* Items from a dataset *
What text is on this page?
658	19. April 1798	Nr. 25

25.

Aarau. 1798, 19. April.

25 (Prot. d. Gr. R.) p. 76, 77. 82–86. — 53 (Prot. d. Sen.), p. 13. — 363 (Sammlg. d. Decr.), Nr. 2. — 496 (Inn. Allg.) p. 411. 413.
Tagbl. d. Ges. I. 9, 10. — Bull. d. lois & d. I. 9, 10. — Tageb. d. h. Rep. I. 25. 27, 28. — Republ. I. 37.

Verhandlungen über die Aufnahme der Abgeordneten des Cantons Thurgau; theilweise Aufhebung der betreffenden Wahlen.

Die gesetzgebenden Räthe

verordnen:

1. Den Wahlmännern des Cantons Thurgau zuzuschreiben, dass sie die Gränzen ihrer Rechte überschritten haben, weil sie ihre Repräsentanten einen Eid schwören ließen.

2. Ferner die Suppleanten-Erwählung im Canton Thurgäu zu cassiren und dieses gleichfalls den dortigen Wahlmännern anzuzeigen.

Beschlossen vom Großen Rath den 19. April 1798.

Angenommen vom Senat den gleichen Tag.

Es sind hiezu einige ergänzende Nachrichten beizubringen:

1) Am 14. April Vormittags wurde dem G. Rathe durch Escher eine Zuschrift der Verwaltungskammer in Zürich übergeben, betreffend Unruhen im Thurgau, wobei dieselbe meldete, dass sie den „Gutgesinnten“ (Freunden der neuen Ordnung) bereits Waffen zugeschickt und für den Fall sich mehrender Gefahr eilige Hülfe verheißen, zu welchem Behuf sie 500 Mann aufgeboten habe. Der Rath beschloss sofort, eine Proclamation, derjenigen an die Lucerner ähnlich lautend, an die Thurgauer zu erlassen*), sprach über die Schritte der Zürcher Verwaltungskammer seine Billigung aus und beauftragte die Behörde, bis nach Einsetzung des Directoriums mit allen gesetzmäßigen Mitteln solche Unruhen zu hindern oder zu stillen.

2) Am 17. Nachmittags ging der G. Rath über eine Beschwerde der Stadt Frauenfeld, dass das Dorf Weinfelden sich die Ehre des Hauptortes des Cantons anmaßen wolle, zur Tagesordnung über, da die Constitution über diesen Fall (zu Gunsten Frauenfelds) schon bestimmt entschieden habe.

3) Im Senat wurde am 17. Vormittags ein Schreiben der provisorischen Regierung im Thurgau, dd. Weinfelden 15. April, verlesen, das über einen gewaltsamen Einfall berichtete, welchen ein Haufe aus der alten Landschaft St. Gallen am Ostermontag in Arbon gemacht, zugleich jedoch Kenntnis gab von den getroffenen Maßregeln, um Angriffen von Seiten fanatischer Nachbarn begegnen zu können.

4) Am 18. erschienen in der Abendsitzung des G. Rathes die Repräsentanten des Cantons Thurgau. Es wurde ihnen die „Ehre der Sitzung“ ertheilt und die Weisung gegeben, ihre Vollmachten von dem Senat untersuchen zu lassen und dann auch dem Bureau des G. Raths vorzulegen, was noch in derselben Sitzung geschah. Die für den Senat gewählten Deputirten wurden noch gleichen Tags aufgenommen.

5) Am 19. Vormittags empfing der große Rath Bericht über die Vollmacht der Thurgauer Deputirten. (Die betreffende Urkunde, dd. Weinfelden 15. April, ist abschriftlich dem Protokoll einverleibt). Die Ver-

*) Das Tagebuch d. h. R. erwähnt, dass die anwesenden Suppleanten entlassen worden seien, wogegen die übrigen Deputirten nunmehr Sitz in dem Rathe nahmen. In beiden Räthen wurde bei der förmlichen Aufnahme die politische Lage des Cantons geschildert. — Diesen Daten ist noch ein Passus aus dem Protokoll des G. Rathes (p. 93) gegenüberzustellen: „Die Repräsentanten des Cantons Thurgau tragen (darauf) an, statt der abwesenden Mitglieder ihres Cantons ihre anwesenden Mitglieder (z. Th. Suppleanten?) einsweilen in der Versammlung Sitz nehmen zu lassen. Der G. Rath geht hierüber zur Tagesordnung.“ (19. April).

* Work order *
From the records above, copy each line where the word "Rathes" can be found.

* Exercise answer *
4) Am 18. erschienen in der Abendsitzung des G. Rathes die Repräsentanten des Cantons Thurgau. Es wurde ihnen die „Ehre der Sitzung“ ertheilt und die Weisung gegeben, ihre Vollmachten von dem Senat untersuchen zu lassen und dann auch dem Bureau des G. Raths vorzulegen, was noch in derselben Sitzung geschah. Die für den Senat gewählten Deputirten wurden noch gleichen Tags aufgenommen.
*) Das Tagebuch d. h. R. erwähnt, dass die anwesenden Suppleanten entlassen worden seien, wogegen die übrigen Deputirten nunmehr Sitz in dem Rathe nahmen. In beiden Räthen wurde bei der förmlichen Aufnahme die politische Lage des Cantons geschildert. — Diesen Daten ist noch ein Passus aus dem Protokoll des G. Rathes (p. 93) gegenüberzustellen: „Die Repräsentanten des Cantons Thurgau tragen (darauf) an, statt der abwesenden Mitglieder ihres Cantons ihre anwesenden Mitglieder (z. Th. Suppleanten?) einsweilen in der Versammlung Sitz nehmen zu lassen. Der G. Rath geht hierüber zur Tagesordnung.“ (19. April).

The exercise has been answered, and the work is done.